What the task asks: Repeat all of the records verbatim.

==================================================

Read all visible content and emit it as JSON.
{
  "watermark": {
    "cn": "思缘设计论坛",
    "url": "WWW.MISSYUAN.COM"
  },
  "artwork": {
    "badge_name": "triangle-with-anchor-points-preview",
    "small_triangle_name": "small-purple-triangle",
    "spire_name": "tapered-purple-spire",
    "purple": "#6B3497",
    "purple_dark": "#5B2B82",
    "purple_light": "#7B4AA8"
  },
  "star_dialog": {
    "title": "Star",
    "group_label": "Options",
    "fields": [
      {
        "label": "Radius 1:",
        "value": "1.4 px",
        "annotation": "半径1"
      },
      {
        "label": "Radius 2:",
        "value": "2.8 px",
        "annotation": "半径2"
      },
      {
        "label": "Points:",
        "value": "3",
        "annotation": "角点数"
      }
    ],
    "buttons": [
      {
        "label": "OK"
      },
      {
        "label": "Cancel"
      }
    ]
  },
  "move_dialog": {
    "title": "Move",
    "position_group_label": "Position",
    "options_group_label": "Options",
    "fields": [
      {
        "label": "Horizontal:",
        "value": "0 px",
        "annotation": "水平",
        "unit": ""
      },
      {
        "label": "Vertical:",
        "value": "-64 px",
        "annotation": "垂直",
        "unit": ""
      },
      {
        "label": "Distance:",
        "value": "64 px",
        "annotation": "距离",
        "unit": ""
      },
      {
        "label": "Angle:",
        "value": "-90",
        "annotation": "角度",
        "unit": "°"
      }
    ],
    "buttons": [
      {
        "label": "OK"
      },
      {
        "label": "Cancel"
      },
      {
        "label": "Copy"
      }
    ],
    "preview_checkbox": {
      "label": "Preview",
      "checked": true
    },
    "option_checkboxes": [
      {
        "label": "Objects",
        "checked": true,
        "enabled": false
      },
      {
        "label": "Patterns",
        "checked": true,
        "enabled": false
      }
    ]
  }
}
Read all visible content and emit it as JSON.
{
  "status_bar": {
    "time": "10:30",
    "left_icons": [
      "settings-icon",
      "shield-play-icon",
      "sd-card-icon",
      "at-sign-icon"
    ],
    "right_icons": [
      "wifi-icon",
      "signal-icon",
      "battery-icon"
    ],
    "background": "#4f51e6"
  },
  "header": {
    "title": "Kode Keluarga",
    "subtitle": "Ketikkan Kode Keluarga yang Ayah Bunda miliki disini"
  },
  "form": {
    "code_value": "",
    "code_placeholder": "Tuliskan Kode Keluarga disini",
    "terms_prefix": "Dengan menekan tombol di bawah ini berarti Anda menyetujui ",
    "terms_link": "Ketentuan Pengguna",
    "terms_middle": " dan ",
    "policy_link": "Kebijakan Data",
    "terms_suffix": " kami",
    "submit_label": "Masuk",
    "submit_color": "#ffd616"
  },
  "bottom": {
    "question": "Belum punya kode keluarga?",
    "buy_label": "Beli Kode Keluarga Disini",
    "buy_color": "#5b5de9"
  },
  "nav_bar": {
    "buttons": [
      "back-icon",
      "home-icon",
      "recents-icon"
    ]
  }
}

==================================================

Task solution:
Read all visible content and emit it as JSON.
{
  "watermark": {
    "cn": "思缘设计论坛",
    "url": "WWW.MISSYUAN.COM"
  },
  "artwork": {
    "badge_name": "triangle-with-anchor-points-preview",
    "small_triangle_name": "small-purple-triangle",
    "spire_name": "tapered-purple-spire",
    "purple": "#6B3497",
    "purple_dark": "#5B2B82",
    "purple_light": "#7B4AA8"
  },
  "star_dialog": {
    "title": "Star",
    "group_label": "Options",
    "fields": [
      {
        "label": "Radius 1:",
        "value": "1.4 px",
        "annotation": "半径1"
      },
      {
        "label": "Radius 2:",
        "value": "2.8 px",
        "annotation": "半径2"
      },
      {
        "label": "Points:",
        "value": "3",
        "annotation": "角点数"
      }
    ],
    "buttons": [
      {
        "label": "OK"
      },
      {
        "label": "Cancel"
      }
    ]
  },
  "move_dialog": {
    "title": "Move",
    "position_group_label": "Position",
    "options_group_label": "Options",
    "fields": [
      {
        "label": "Horizontal:",
        "value": "0 px",
        "annotation": "水平",
        "unit": ""
      },
      {
        "label": "Vertical:",
        "value": "-64 px",
        "annotation": "垂直",
        "unit": ""
      },
      {
        "label": "Distance:",
        "value": "64 px",
        "annotation": "距离",
        "unit": ""
      },
      {
        "label": "Angle:",
        "value": "-90",
        "annotation": "角度",
        "unit": "°"
      }
    ],
    "buttons": [
      {
        "label": "OK"
      },
      {
        "label": "Cancel"
      },
      {
        "label": "Copy"
      }
    ],
    "preview_checkbox": {
      "label": "Preview",
      "checked": true
    },
    "option_checkboxes": [
      {
        "label": "Objects",
        "checked": true,
        "enabled": false
      },
      {
        "label": "Patterns",
        "checked": true,
        "enabled": false
      }
    ]
  }
}
Read all visible content and emit it as JSON.
{
  "status_bar": {
    "time": "10:30",
    "left_icons": [
      "settings-icon",
      "shield-play-icon",
      "sd-card-icon",
      "at-sign-icon"
    ],
    "right_icons": [
      "wifi-icon",
      "signal-icon",
      "battery-icon"
    ],
    "background": "#4f51e6"
  },
  "header": {
    "title": "Kode Keluarga",
    "subtitle": "Ketikkan Kode Keluarga yang Ayah Bunda miliki disini"
  },
  "form": {
    "code_value": "",
    "code_placeholder": "Tuliskan Kode Keluarga disini",
    "terms_prefix": "Dengan menekan tombol di bawah ini berarti Anda menyetujui ",
    "terms_link": "Ketentuan Pengguna",
    "terms_middle": " dan ",
    "policy_link": "Kebijakan Data",
    "terms_suffix": " kami",
    "submit_label": "Masuk",
    "submit_color": "#ffd616"
  },
  "bottom": {
    "question": "Belum punya kode keluarga?",
    "buy_label": "Beli Kode Keluarga Disini",
    "buy_color": "#5b5de9"
  },
  "nav_bar": {
    "buttons": [
      "back-icon",
      "home-icon",
      "recents-icon"
    ]
  }
}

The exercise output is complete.